What is being asked: State how many lines hold the string "text". Give the number and nothing else.

Dataset items:
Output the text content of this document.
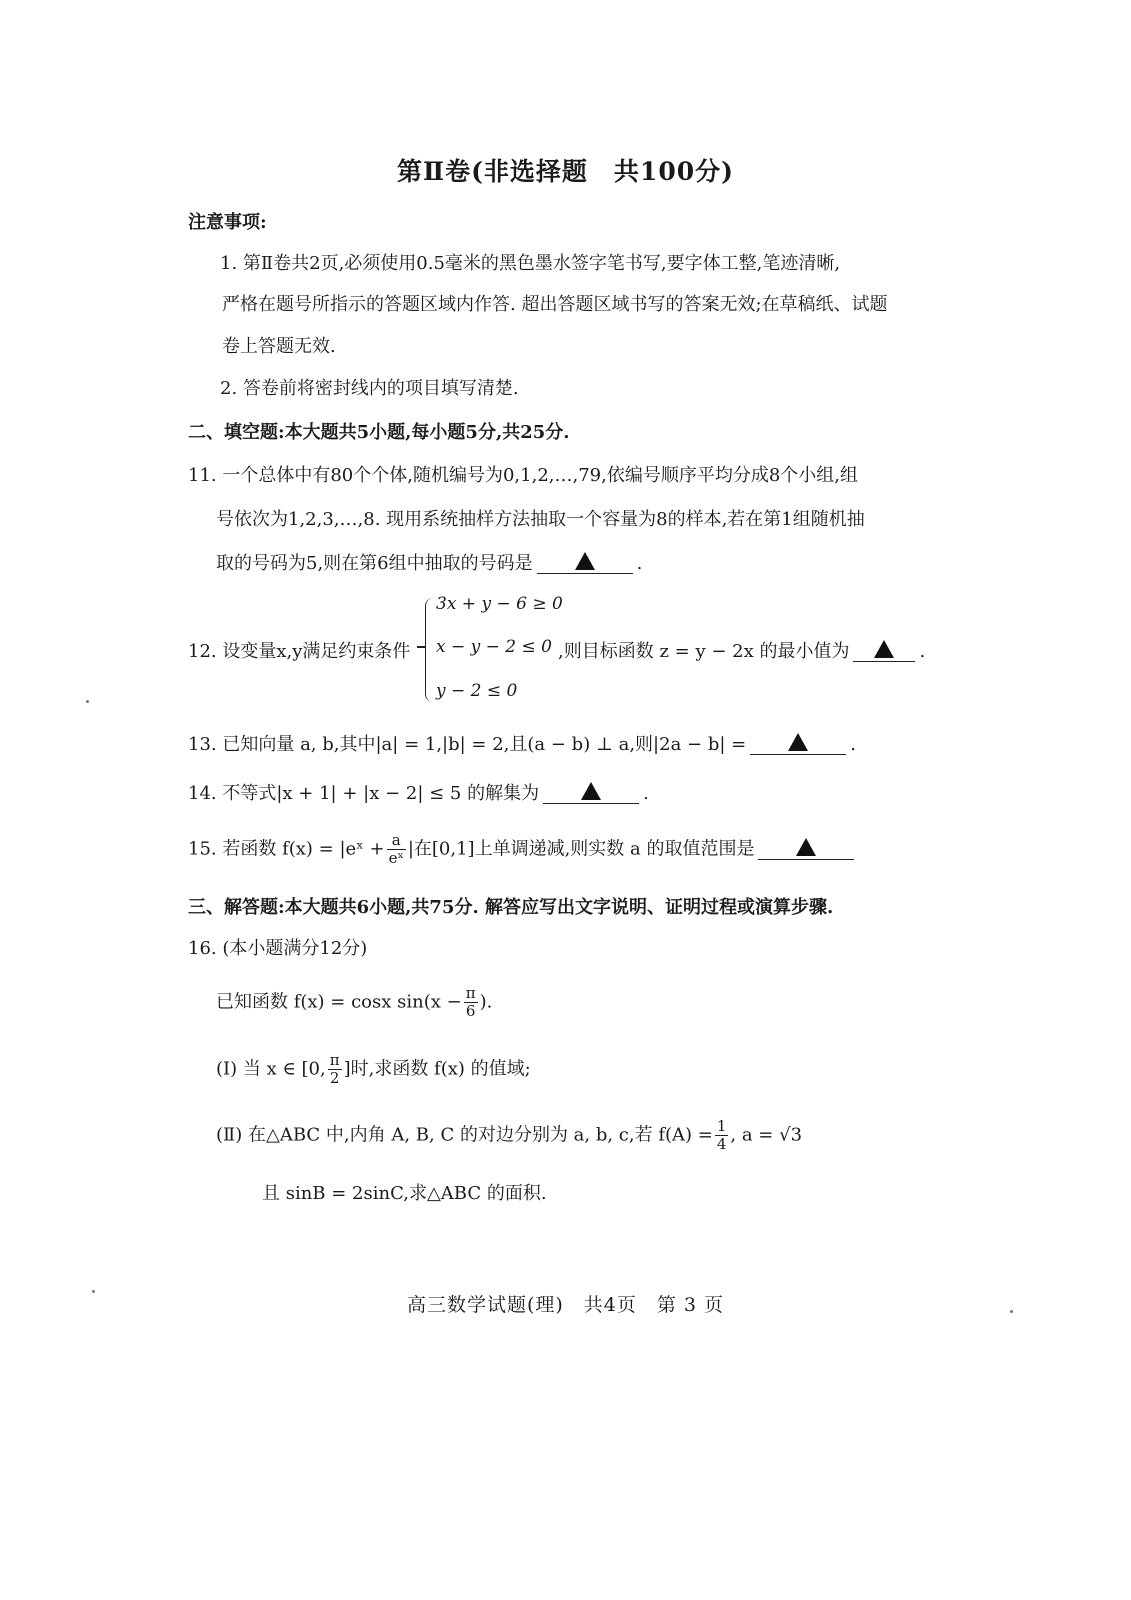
第Ⅱ卷(非选择题　共100分)
注意事项:
1. 第Ⅱ卷共2页,必须使用0.5毫米的黑色墨水签字笔书写,要字体工整,笔迹清晰,
严格在题号所指示的答题区域内作答. 超出答题区域书写的答案无效;在草稿纸、试题
卷上答题无效.
2. 答卷前将密封线内的项目填写清楚.
二、填空题:本大题共5小题,每小题5分,共25分.
11. 一个总体中有80个个体,随机编号为0,1,2,…,79,依编号顺序平均分成8个小组,组
号依次为1,2,3,…,8. 现用系统抽样方法抽取一个容量为8的样本,若在第1组随机抽
取的号码为5,则在第6组中抽取的号码是	.
12. 设变量x,y满足约束条件
3x + y − 6 ≥ 0
x − y − 2 ≤ 0
y − 2 ≤ 0
,则目标函数 z = y − 2x 的最小值为	.
13. 已知向量 a, b,其中|a| = 1,|b| = 2,且(a − b) ⊥ a,则|2a − b| =	.
14. 不等式|x + 1| + |x − 2| ≤ 5 的解集为	.
15. 若函数 f(x) = |eˣ + $\frac{a}{\text{eˣ}}$ |在[0,1]上单调递减,则实数 a 的取值范围是
三、解答题:本大题共6小题,共75分. 解答应写出文字说明、证明过程或演算步骤.
16. (本小题满分12分)
已知函数 f(x) = cosx $\sin(x - \frac{\pi}{6}$ ).
(Ⅰ) 当 x ∈ [0, $\frac{\pi}{2}$ ]时,求函数 f(x) 的值域;
(Ⅱ) 在△ABC 中,内角 A, B, C 的对边分别为 a, b, c,若 $f(A) = \frac{1}{4}$ , a = √3
且 sinB = 2sinC,求△ABC 的面积.
高三数学试题(理)　共4页　第 3 页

Response: 2